Say how many lines of the material below contain the word "fontes", with no other words.

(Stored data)

/---

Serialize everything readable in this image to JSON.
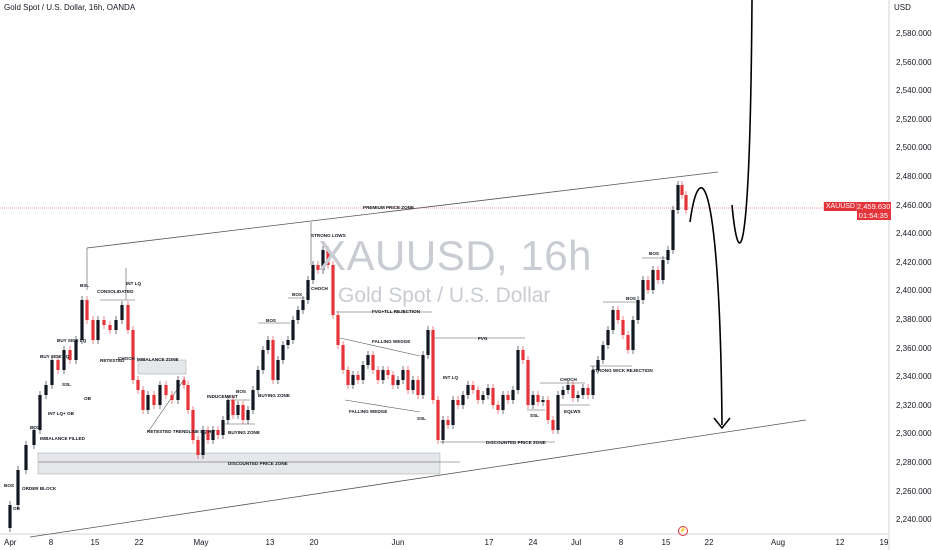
{
  "header": {
    "title": "Gold Spot / U.S. Dollar, 16h, OANDA"
  },
  "watermark": {
    "symbol": "XAUUSD, 16h",
    "name": "Gold Spot / U.S. Dollar"
  },
  "price_axis": {
    "currency": "USD",
    "labels": [
      "2,580.000",
      "2,560.000",
      "2,540.000",
      "2,520.000",
      "2,500.000",
      "2,480.000",
      "2,460.000",
      "2,440.000",
      "2,420.000",
      "2,400.000",
      "2,380.000",
      "2,360.000",
      "2,340.000",
      "2,320.000",
      "2,300.000",
      "2,280.000",
      "2,260.000",
      "2,240.000"
    ],
    "current_symbol": "XAUUSD",
    "current_price": "2,459.630",
    "countdown": "01:54:35"
  },
  "time_axis": {
    "labels": [
      "Apr",
      "8",
      "15",
      "22",
      "May",
      "13",
      "20",
      "Jun",
      "17",
      "24",
      "Jul",
      "8",
      "15",
      "22",
      "Aug",
      "12",
      "19"
    ]
  },
  "annotations": [
    "PREMIUM PRICE ZONE",
    "DISCOUNTED PRICE ZONE",
    "DISCOUNTED PRICE ZONE",
    "STRONG LOWS",
    "CHOCH",
    "FVG+TLL REJECTION",
    "FALLING WEDGE",
    "FALLING WEDGE",
    "SSL",
    "INT LQ",
    "FVG",
    "BOS",
    "BOS",
    "BOS",
    "BOS",
    "BOS",
    "BOS",
    "BSL",
    "CONSOLIDATED",
    "INT LQ",
    "BUY SIDE LQ",
    "BUY SIDE LQ",
    "SSL",
    "OB",
    "INT LQ+ OB",
    "IMBALANCE FILLED",
    "ORDER BLOCK",
    "OB",
    "BOS",
    "RETESTED",
    "CHOCH",
    "IMBALANCE ZONE",
    "INDUCEMENT",
    "BUYING ZONE",
    "BUYING ZONE",
    "RETESTED TRENDLINE LQ HIT",
    "CHOCH",
    "SSL",
    "EQLWS",
    "STRONG WICK REJECTION"
  ],
  "colors": {
    "bull": "#131722",
    "bear": "#e5333a",
    "price_line": "#e5333a"
  },
  "icons": [
    "tradingview-logo-icon"
  ]
}
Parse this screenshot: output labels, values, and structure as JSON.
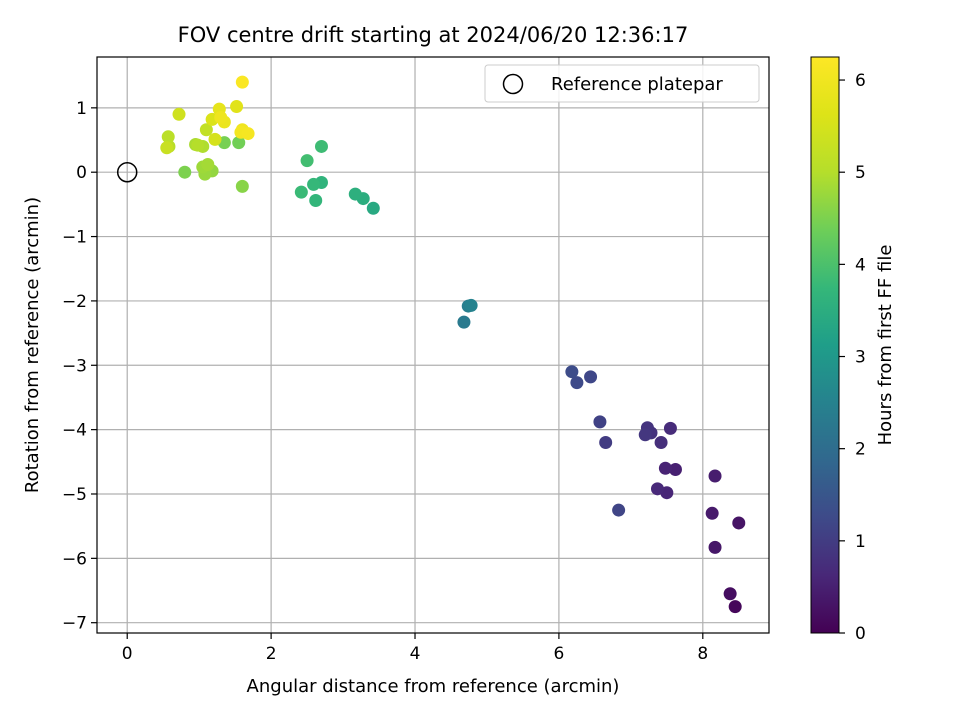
{
  "chart_data": {
    "type": "scatter",
    "title": "FOV centre drift starting at 2024/06/20 12:36:17",
    "xlabel": "Angular distance from reference (arcmin)",
    "ylabel": "Rotation from reference (arcmin)",
    "xlim": [
      -0.42,
      8.92
    ],
    "ylim": [
      -7.16,
      1.79
    ],
    "xticks": [
      0,
      2,
      4,
      6,
      8
    ],
    "yticks": [
      1,
      0,
      -1,
      -2,
      -3,
      -4,
      -5,
      -6,
      -7
    ],
    "grid": true,
    "legend": {
      "placement": "top-right",
      "entries": [
        {
          "label": "Reference platepar",
          "marker": "open-circle"
        }
      ]
    },
    "reference_point": {
      "x": 0,
      "y": 0
    },
    "colorbar": {
      "label": "Hours from first FF file",
      "colormap": "viridis",
      "range": [
        0,
        6.25
      ],
      "ticks": [
        0,
        1,
        2,
        3,
        4,
        5,
        6
      ]
    },
    "points": [
      {
        "x": 8.45,
        "y": -6.75,
        "t": 0.1
      },
      {
        "x": 8.38,
        "y": -6.55,
        "t": 0.2
      },
      {
        "x": 8.5,
        "y": -5.45,
        "t": 0.3
      },
      {
        "x": 8.17,
        "y": -5.83,
        "t": 0.35
      },
      {
        "x": 8.13,
        "y": -5.3,
        "t": 0.4
      },
      {
        "x": 8.17,
        "y": -4.72,
        "t": 0.45
      },
      {
        "x": 7.62,
        "y": -4.62,
        "t": 0.5
      },
      {
        "x": 7.48,
        "y": -4.6,
        "t": 0.55
      },
      {
        "x": 7.5,
        "y": -4.98,
        "t": 0.6
      },
      {
        "x": 7.37,
        "y": -4.92,
        "t": 0.65
      },
      {
        "x": 7.55,
        "y": -3.98,
        "t": 0.7
      },
      {
        "x": 7.42,
        "y": -4.2,
        "t": 0.75
      },
      {
        "x": 7.28,
        "y": -4.05,
        "t": 0.8
      },
      {
        "x": 7.23,
        "y": -3.97,
        "t": 0.85
      },
      {
        "x": 7.2,
        "y": -4.08,
        "t": 0.9
      },
      {
        "x": 6.65,
        "y": -4.2,
        "t": 1.0
      },
      {
        "x": 6.57,
        "y": -3.88,
        "t": 1.1
      },
      {
        "x": 6.83,
        "y": -5.25,
        "t": 1.15
      },
      {
        "x": 6.44,
        "y": -3.18,
        "t": 1.2
      },
      {
        "x": 6.25,
        "y": -3.27,
        "t": 1.25
      },
      {
        "x": 6.18,
        "y": -3.1,
        "t": 1.3
      },
      {
        "x": 4.68,
        "y": -2.33,
        "t": 2.3
      },
      {
        "x": 4.74,
        "y": -2.08,
        "t": 2.4
      },
      {
        "x": 4.78,
        "y": -2.07,
        "t": 2.5
      },
      {
        "x": 3.42,
        "y": -0.56,
        "t": 3.4
      },
      {
        "x": 3.28,
        "y": -0.41,
        "t": 3.5
      },
      {
        "x": 3.17,
        "y": -0.34,
        "t": 3.55
      },
      {
        "x": 2.7,
        "y": -0.16,
        "t": 3.65
      },
      {
        "x": 2.62,
        "y": -0.44,
        "t": 3.7
      },
      {
        "x": 2.59,
        "y": -0.19,
        "t": 3.75
      },
      {
        "x": 2.42,
        "y": -0.31,
        "t": 3.8
      },
      {
        "x": 2.7,
        "y": 0.4,
        "t": 3.85
      },
      {
        "x": 2.5,
        "y": 0.18,
        "t": 3.9
      },
      {
        "x": 1.55,
        "y": 0.46,
        "t": 4.4
      },
      {
        "x": 1.35,
        "y": 0.46,
        "t": 4.45
      },
      {
        "x": 0.8,
        "y": 0.0,
        "t": 4.5
      },
      {
        "x": 1.6,
        "y": -0.22,
        "t": 4.6
      },
      {
        "x": 1.18,
        "y": 0.02,
        "t": 4.7
      },
      {
        "x": 1.08,
        "y": -0.03,
        "t": 4.75
      },
      {
        "x": 1.05,
        "y": 0.08,
        "t": 4.8
      },
      {
        "x": 1.12,
        "y": 0.12,
        "t": 4.85
      },
      {
        "x": 0.95,
        "y": 0.43,
        "t": 4.9
      },
      {
        "x": 1.05,
        "y": 0.4,
        "t": 4.95
      },
      {
        "x": 0.98,
        "y": 0.42,
        "t": 5.0
      },
      {
        "x": 0.58,
        "y": 0.4,
        "t": 5.05
      },
      {
        "x": 0.57,
        "y": 0.55,
        "t": 5.1
      },
      {
        "x": 1.1,
        "y": 0.66,
        "t": 5.2
      },
      {
        "x": 0.55,
        "y": 0.38,
        "t": 5.3
      },
      {
        "x": 0.72,
        "y": 0.9,
        "t": 5.4
      },
      {
        "x": 1.22,
        "y": 0.51,
        "t": 5.5
      },
      {
        "x": 1.18,
        "y": 0.82,
        "t": 5.6
      },
      {
        "x": 1.52,
        "y": 1.02,
        "t": 5.7
      },
      {
        "x": 1.28,
        "y": 0.98,
        "t": 5.8
      },
      {
        "x": 1.35,
        "y": 0.78,
        "t": 5.9
      },
      {
        "x": 1.3,
        "y": 0.85,
        "t": 5.95
      },
      {
        "x": 1.6,
        "y": 0.66,
        "t": 6.0
      },
      {
        "x": 1.58,
        "y": 0.62,
        "t": 6.05
      },
      {
        "x": 1.68,
        "y": 0.6,
        "t": 6.1
      },
      {
        "x": 1.6,
        "y": 1.4,
        "t": 6.2
      }
    ]
  }
}
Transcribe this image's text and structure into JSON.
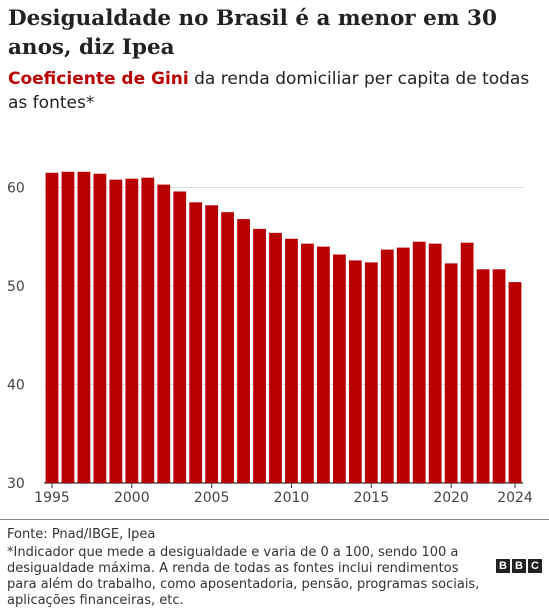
{
  "title": "Desigualdade no Brasil é a menor em 30 anos, diz Ipea",
  "subtitle_accent": "Coeficiente de Gini",
  "subtitle_rest": " da renda domiciliar per capita de todas as fontes*",
  "source": "Fonte: Pnad/IBGE, Ipea",
  "note": "*Indicador que mede a desigualdade e varia de 0 a 100, sendo 100 a desigualdade máxima. A renda de todas as fontes inclui rendimentos para além do trabalho, como aposentadoria, pensão, programas sociais, aplicações financeiras, etc.",
  "logo_letters": [
    "B",
    "B",
    "C"
  ],
  "colors": {
    "bar": "#b80000",
    "accent": "#b80000",
    "grid": "#dddddd",
    "axis": "#333333"
  },
  "chart_data": {
    "type": "bar",
    "x": [
      1995,
      1996,
      1997,
      1998,
      1999,
      2000,
      2001,
      2002,
      2003,
      2004,
      2005,
      2006,
      2007,
      2008,
      2009,
      2010,
      2011,
      2012,
      2013,
      2014,
      2015,
      2016,
      2017,
      2018,
      2019,
      2020,
      2021,
      2022,
      2023,
      2024
    ],
    "values": [
      61.5,
      61.6,
      61.6,
      61.4,
      60.8,
      60.9,
      61.0,
      60.3,
      59.6,
      58.5,
      58.2,
      57.5,
      56.8,
      55.8,
      55.4,
      54.8,
      54.3,
      54.0,
      53.2,
      52.6,
      52.4,
      53.7,
      53.9,
      54.5,
      54.3,
      52.3,
      54.4,
      51.7,
      51.7,
      50.4
    ],
    "xticks": [
      "1995",
      "2000",
      "2005",
      "2010",
      "2015",
      "2020",
      "2024"
    ],
    "yticks": [
      "30",
      "40",
      "50",
      "60"
    ],
    "ylim": [
      30,
      63
    ],
    "grid": true
  }
}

\---

> [Answer to the problem]:
2